→ EXERCISE PROMPT
Copy the listing below in full and skip every picture.

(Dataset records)

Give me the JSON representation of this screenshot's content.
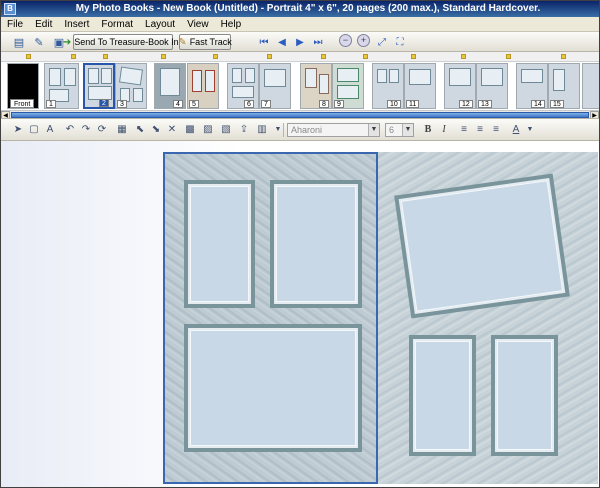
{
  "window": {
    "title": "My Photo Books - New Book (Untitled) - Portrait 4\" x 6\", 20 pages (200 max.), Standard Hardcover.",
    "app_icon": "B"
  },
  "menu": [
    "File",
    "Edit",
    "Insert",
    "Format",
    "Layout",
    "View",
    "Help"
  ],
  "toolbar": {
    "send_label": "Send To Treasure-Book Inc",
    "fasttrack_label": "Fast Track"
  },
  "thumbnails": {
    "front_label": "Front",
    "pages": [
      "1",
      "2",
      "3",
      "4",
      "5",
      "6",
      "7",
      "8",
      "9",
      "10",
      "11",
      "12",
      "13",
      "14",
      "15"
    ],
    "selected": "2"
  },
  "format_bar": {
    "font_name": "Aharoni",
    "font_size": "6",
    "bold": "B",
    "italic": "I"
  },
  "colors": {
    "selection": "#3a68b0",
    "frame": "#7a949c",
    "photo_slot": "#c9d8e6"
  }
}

→ TASK RESPONSE
Give me the JSON representation of this screenshot's content.
{
  "window": {
    "title": "My Photo Books - New Book (Untitled) - Portrait 4\" x 6\", 20 pages (200 max.), Standard Hardcover.",
    "app_icon": "B"
  },
  "menu": [
    "File",
    "Edit",
    "Insert",
    "Format",
    "Layout",
    "View",
    "Help"
  ],
  "toolbar": {
    "send_label": "Send To Treasure-Book Inc",
    "fasttrack_label": "Fast Track"
  },
  "thumbnails": {
    "front_label": "Front",
    "pages": [
      "1",
      "2",
      "3",
      "4",
      "5",
      "6",
      "7",
      "8",
      "9",
      "10",
      "11",
      "12",
      "13",
      "14",
      "15"
    ],
    "selected": "2"
  },
  "format_bar": {
    "font_name": "Aharoni",
    "font_size": "6",
    "bold": "B",
    "italic": "I"
  },
  "colors": {
    "selection": "#3a68b0",
    "frame": "#7a949c",
    "photo_slot": "#c9d8e6"
  }
}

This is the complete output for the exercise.